What is being asked: Copy out these rows with every "star-icon" changed to "star-symbol" and nothing else altered. Leave the pictures out.

Data supplied:
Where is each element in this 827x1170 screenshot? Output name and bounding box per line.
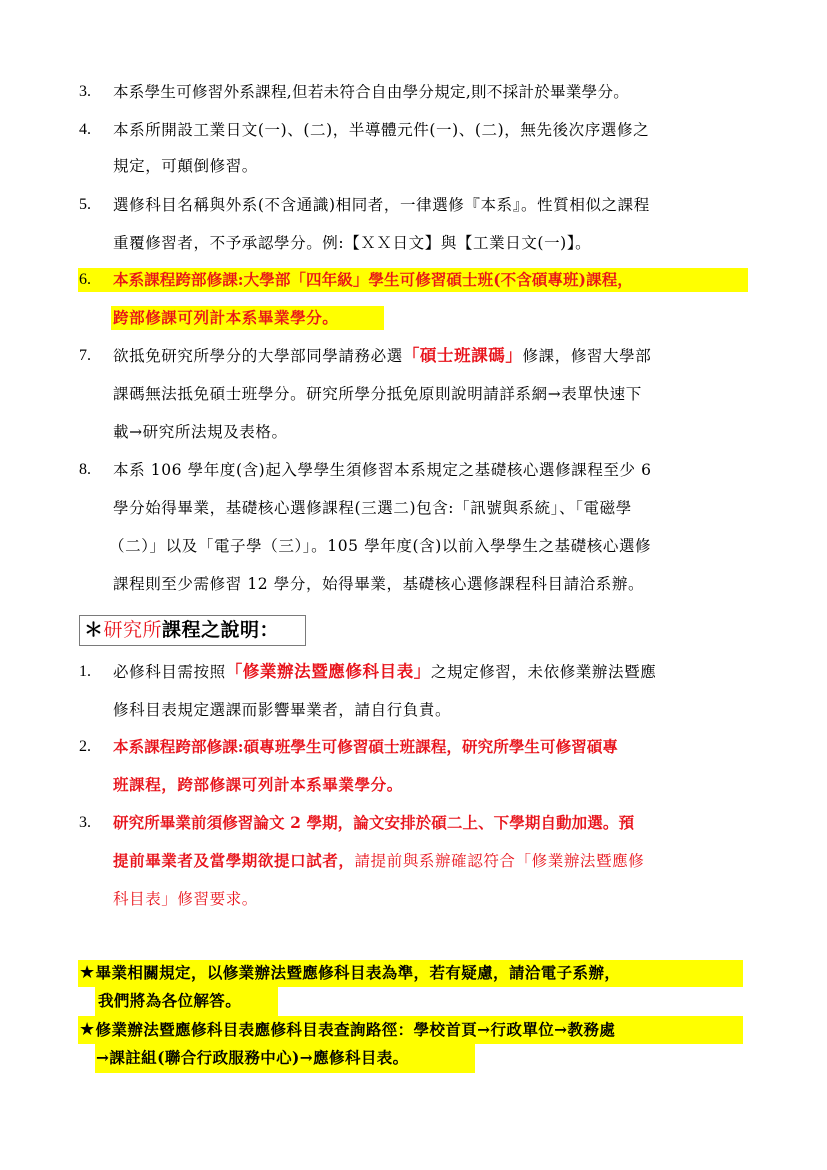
item-number: 3. (79, 82, 91, 102)
item-text: （二）」以及「電子學（三）」。105 學年度(含)以前入學學生之基礎核心選修 (109, 536, 651, 556)
item-text: 重覆修習者，不予承認學分。例:【ＸＸ日文】與【工業日文(一)】。 (113, 233, 591, 253)
item-text: 跨部修課可列計本系畢業學分。 (113, 308, 338, 328)
heading-red-part: 研究所 (104, 619, 163, 641)
item-text: 研究所畢業前須修習論文 2 學期，論文安排於碩二上、下學期自動加選。預 (113, 813, 634, 833)
item-number: 7. (79, 346, 91, 366)
item-text: 學分始得畢業，基礎核心選修課程(三選二)包含:「訊號與系統」、「電磁學 (113, 498, 632, 518)
item-number: 4. (79, 120, 91, 140)
heading-rest: 課程之說明： (162, 619, 279, 641)
item-text: 科目表」修習要求。 (113, 889, 258, 909)
note-graduation-rules-cont: 我們將為各位解答。 (98, 990, 241, 1012)
item-text-part: 欲抵免研究所學分的大學部同學請務必選 (113, 347, 403, 365)
note-query-path: ★修業辦法暨應修科目表應修科目表查詢路徑：學校首頁→行政單位→教務處 (79, 1019, 615, 1041)
item-number: 5. (79, 195, 91, 215)
item-text: 規定，可顛倒修習。 (113, 156, 258, 176)
item-number: 6. (79, 270, 91, 290)
item-text: 本系所開設工業日文(一)、(二)，半導體元件(一)、(二)，無先後次序選修之 (113, 120, 649, 140)
section-heading-graduate: ＊研究所課程之說明： (79, 615, 306, 646)
item-number: 8. (79, 460, 91, 480)
emphasis-text: 「修業辦法暨應修科目表」 (226, 662, 431, 681)
emphasis-text: 「碩士班課碼」 (403, 346, 523, 365)
item-text: 本系 106 學年度(含)起入學學生須修習本系規定之基礎核心選修課程至少 6 (113, 460, 652, 480)
item-text: 課碼無法抵免碩士班學分。研究所學分抵免原則說明請詳系網→表單快速下 (113, 384, 642, 404)
note-query-path-cont: →課註組(聯合行政服務中心)→應修科目表。 (96, 1047, 409, 1069)
item-text-part: 必修科目需按照 (113, 663, 226, 681)
item-text-part: 請提前與系辦確認符合「修業辦法暨應修 (355, 852, 645, 870)
item-text: 課程則至少需修習 12 學分，始得畢業，基礎核心選修課程科目請洽系辦。 (113, 574, 644, 594)
item-text: 選修科目名稱與外系(不含通識)相同者，一律選修『本系』。性質相似之課程 (113, 195, 650, 215)
item-text-bold: 提前畢業者及當學期欲提口試者， (113, 851, 355, 870)
item-text-part: 之規定修習，未依修業辦法暨應 (431, 663, 656, 681)
item-number: 1. (79, 662, 91, 682)
note-text: 畢業相關規定，以修業辦法暨應修科目表為準，若有疑慮，請洽電子系辦， (96, 963, 621, 982)
item-text: 修科目表規定選課而影響畢業者，請自行負責。 (113, 700, 451, 720)
item-number: 3. (79, 813, 91, 833)
item-text: 必修科目需按照「修業辦法暨應修科目表」之規定修習，未依修業辦法暨應 (113, 662, 656, 682)
note-text: 修業辦法暨應修科目表應修科目表查詢路徑：學校首頁→行政單位→教務處 (96, 1020, 616, 1039)
item-text: 本系學生可修習外系課程,但若未符合自由學分規定,則不採計於畢業學分。 (113, 82, 629, 102)
item-text-part: 修課，修習大學部 (523, 347, 652, 365)
item-text: 提前畢業者及當學期欲提口試者，請提前與系辦確認符合「修業辦法暨應修 (113, 851, 644, 871)
note-graduation-rules: ★畢業相關規定，以修業辦法暨應修科目表為準，若有疑慮，請洽電子系辦， (79, 962, 620, 984)
item-text: 載→研究所法規及表格。 (113, 422, 288, 442)
document-page: 3. 本系學生可修習外系課程,但若未符合自由學分規定,則不採計於畢業學分。 4.… (0, 0, 827, 1170)
star-icon: ★ (79, 962, 96, 983)
item-text: 本系課程跨部修課:大學部「四年級」學生可修習碩士班(不含碩專班)課程， (113, 270, 633, 290)
item-text: 本系課程跨部修課:碩專班學生可修習碩士班課程，研究所學生可修習碩專 (113, 737, 618, 757)
star-icon: ★ (79, 1019, 96, 1040)
item-number: 2. (79, 737, 91, 757)
item-text: 班課程，跨部修課可列計本系畢業學分。 (113, 775, 403, 795)
asterisk-icon: ＊ (84, 619, 104, 641)
item-text: 欲抵免研究所學分的大學部同學請務必選「碩士班課碼」修課，修習大學部 (113, 346, 651, 366)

Solution below:
Where is each element in this 827x1170 screenshot? Output name and bounding box per line.
item-number: 3. (79, 82, 91, 102)
item-text: （二）」以及「電子學（三）」。105 學年度(含)以前入學學生之基礎核心選修 (109, 536, 651, 556)
item-text: 重覆修習者，不予承認學分。例:【ＸＸ日文】與【工業日文(一)】。 (113, 233, 591, 253)
item-text: 跨部修課可列計本系畢業學分。 (113, 308, 338, 328)
heading-red-part: 研究所 (104, 619, 163, 641)
item-text: 研究所畢業前須修習論文 2 學期，論文安排於碩二上、下學期自動加選。預 (113, 813, 634, 833)
item-number: 7. (79, 346, 91, 366)
item-text: 學分始得畢業，基礎核心選修課程(三選二)包含:「訊號與系統」、「電磁學 (113, 498, 632, 518)
item-number: 4. (79, 120, 91, 140)
heading-rest: 課程之說明： (162, 619, 279, 641)
item-text: 科目表」修習要求。 (113, 889, 258, 909)
note-graduation-rules-cont: 我們將為各位解答。 (98, 990, 241, 1012)
item-text-part: 欲抵免研究所學分的大學部同學請務必選 (113, 347, 403, 365)
note-query-path: ★修業辦法暨應修科目表應修科目表查詢路徑：學校首頁→行政單位→教務處 (79, 1019, 615, 1041)
item-number: 5. (79, 195, 91, 215)
item-text: 規定，可顛倒修習。 (113, 156, 258, 176)
item-number: 6. (79, 270, 91, 290)
item-text: 本系所開設工業日文(一)、(二)，半導體元件(一)、(二)，無先後次序選修之 (113, 120, 649, 140)
section-heading-graduate: ＊研究所課程之說明： (79, 615, 306, 646)
item-number: 8. (79, 460, 91, 480)
emphasis-text: 「修業辦法暨應修科目表」 (226, 662, 431, 681)
emphasis-text: 「碩士班課碼」 (403, 346, 523, 365)
item-text: 本系 106 學年度(含)起入學學生須修習本系規定之基礎核心選修課程至少 6 (113, 460, 652, 480)
item-text: 課碼無法抵免碩士班學分。研究所學分抵免原則說明請詳系網→表單快速下 (113, 384, 642, 404)
note-query-path-cont: →課註組(聯合行政服務中心)→應修科目表。 (96, 1047, 409, 1069)
item-text-part: 必修科目需按照 (113, 663, 226, 681)
item-text-part: 請提前與系辦確認符合「修業辦法暨應修 (355, 852, 645, 870)
item-text: 課程則至少需修習 12 學分，始得畢業，基礎核心選修課程科目請洽系辦。 (113, 574, 644, 594)
item-text: 選修科目名稱與外系(不含通識)相同者，一律選修『本系』。性質相似之課程 (113, 195, 650, 215)
item-text-bold: 提前畢業者及當學期欲提口試者， (113, 851, 355, 870)
item-text-part: 之規定修習，未依修業辦法暨應 (431, 663, 656, 681)
item-number: 1. (79, 662, 91, 682)
note-text: 畢業相關規定，以修業辦法暨應修科目表為準，若有疑慮，請洽電子系辦， (96, 963, 621, 982)
item-text: 修科目表規定選課而影響畢業者，請自行負責。 (113, 700, 451, 720)
item-number: 3. (79, 813, 91, 833)
item-text: 必修科目需按照「修業辦法暨應修科目表」之規定修習，未依修業辦法暨應 (113, 662, 656, 682)
note-text: 修業辦法暨應修科目表應修科目表查詢路徑：學校首頁→行政單位→教務處 (96, 1020, 616, 1039)
item-text: 本系學生可修習外系課程,但若未符合自由學分規定,則不採計於畢業學分。 (113, 82, 629, 102)
item-text-part: 修課，修習大學部 (523, 347, 652, 365)
item-text: 提前畢業者及當學期欲提口試者，請提前與系辦確認符合「修業辦法暨應修 (113, 851, 644, 871)
note-graduation-rules: ★畢業相關規定，以修業辦法暨應修科目表為準，若有疑慮，請洽電子系辦， (79, 962, 620, 984)
item-text: 載→研究所法規及表格。 (113, 422, 288, 442)
document-page: 3. 本系學生可修習外系課程,但若未符合自由學分規定,則不採計於畢業學分。 4.… (0, 0, 827, 1170)
star-symbol: ★ (79, 962, 96, 983)
item-text: 本系課程跨部修課:大學部「四年級」學生可修習碩士班(不含碩專班)課程， (113, 270, 633, 290)
item-text: 本系課程跨部修課:碩專班學生可修習碩士班課程，研究所學生可修習碩專 (113, 737, 618, 757)
star-symbol: ★ (79, 1019, 96, 1040)
item-number: 2. (79, 737, 91, 757)
item-text: 班課程，跨部修課可列計本系畢業學分。 (113, 775, 403, 795)
asterisk-icon: ＊ (84, 619, 104, 641)
item-text: 欲抵免研究所學分的大學部同學請務必選「碩士班課碼」修課，修習大學部 (113, 346, 651, 366)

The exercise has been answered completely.